— START STORED RECORDS —

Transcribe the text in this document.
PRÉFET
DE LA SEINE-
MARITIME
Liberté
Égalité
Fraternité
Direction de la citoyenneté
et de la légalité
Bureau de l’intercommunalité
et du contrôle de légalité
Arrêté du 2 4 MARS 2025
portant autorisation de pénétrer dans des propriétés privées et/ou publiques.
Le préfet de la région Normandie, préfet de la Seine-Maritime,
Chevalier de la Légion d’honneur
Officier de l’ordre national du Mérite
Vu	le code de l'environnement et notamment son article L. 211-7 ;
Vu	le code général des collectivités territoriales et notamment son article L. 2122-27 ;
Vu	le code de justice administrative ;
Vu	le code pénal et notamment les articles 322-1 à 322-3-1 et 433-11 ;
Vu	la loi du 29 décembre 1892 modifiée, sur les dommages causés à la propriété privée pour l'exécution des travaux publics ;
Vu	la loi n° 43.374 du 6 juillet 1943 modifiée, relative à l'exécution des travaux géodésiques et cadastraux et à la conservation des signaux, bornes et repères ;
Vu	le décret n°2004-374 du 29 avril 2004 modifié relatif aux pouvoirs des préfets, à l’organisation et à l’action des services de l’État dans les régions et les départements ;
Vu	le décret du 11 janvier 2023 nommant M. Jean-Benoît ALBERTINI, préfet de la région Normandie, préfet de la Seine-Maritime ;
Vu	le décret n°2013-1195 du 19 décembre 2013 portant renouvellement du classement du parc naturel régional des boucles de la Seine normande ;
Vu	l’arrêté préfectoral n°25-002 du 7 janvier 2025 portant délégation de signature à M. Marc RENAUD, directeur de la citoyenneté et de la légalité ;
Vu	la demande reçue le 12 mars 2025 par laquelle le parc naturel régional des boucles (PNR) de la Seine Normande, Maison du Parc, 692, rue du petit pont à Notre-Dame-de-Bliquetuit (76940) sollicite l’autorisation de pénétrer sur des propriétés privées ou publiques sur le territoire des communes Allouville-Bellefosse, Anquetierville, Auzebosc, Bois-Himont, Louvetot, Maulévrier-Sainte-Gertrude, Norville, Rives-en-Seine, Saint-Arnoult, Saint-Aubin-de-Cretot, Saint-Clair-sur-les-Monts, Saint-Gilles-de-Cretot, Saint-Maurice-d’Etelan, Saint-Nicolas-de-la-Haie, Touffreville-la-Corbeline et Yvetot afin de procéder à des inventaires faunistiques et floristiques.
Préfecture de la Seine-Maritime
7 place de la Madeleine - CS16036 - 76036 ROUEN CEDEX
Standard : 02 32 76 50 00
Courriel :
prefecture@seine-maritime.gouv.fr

— END STORED RECORDS —

**WHAT THE TASK REQUIRES:** Extract, word for word, each line of the listing above.

**EXERCISE SOLUTION:**
Transcribe the text in this document.
PRÉFET
DE LA SEINE-
MARITIME
Liberté
Égalité
Fraternité
Direction de la citoyenneté
et de la légalité
Bureau de l’intercommunalité
et du contrôle de légalité
Arrêté du 2 4 MARS 2025
portant autorisation de pénétrer dans des propriétés privées et/ou publiques.
Le préfet de la région Normandie, préfet de la Seine-Maritime,
Chevalier de la Légion d’honneur
Officier de l’ordre national du Mérite
Vu	le code de l'environnement et notamment son article L. 211-7 ;
Vu	le code général des collectivités territoriales et notamment son article L. 2122-27 ;
Vu	le code de justice administrative ;
Vu	le code pénal et notamment les articles 322-1 à 322-3-1 et 433-11 ;
Vu	la loi du 29 décembre 1892 modifiée, sur les dommages causés à la propriété privée pour l'exécution des travaux publics ;
Vu	la loi n° 43.374 du 6 juillet 1943 modifiée, relative à l'exécution des travaux géodésiques et cadastraux et à la conservation des signaux, bornes et repères ;
Vu	le décret n°2004-374 du 29 avril 2004 modifié relatif aux pouvoirs des préfets, à l’organisation et à l’action des services de l’État dans les régions et les départements ;
Vu	le décret du 11 janvier 2023 nommant M. Jean-Benoît ALBERTINI, préfet de la région Normandie, préfet de la Seine-Maritime ;
Vu	le décret n°2013-1195 du 19 décembre 2013 portant renouvellement du classement du parc naturel régional des boucles de la Seine normande ;
Vu	l’arrêté préfectoral n°25-002 du 7 janvier 2025 portant délégation de signature à M. Marc RENAUD, directeur de la citoyenneté et de la légalité ;
Vu	la demande reçue le 12 mars 2025 par laquelle le parc naturel régional des boucles (PNR) de la Seine Normande, Maison du Parc, 692, rue du petit pont à Notre-Dame-de-Bliquetuit (76940) sollicite l’autorisation de pénétrer sur des propriétés privées ou publiques sur le territoire des communes Allouville-Bellefosse, Anquetierville, Auzebosc, Bois-Himont, Louvetot, Maulévrier-Sainte-Gertrude, Norville, Rives-en-Seine, Saint-Arnoult, Saint-Aubin-de-Cretot, Saint-Clair-sur-les-Monts, Saint-Gilles-de-Cretot, Saint-Maurice-d’Etelan, Saint-Nicolas-de-la-Haie, Touffreville-la-Corbeline et Yvetot afin de procéder à des inventaires faunistiques et floristiques.
Préfecture de la Seine-Maritime
7 place de la Madeleine - CS16036 - 76036 ROUEN CEDEX
Standard : 02 32 76 50 00
Courriel :
prefecture@seine-maritime.gouv.fr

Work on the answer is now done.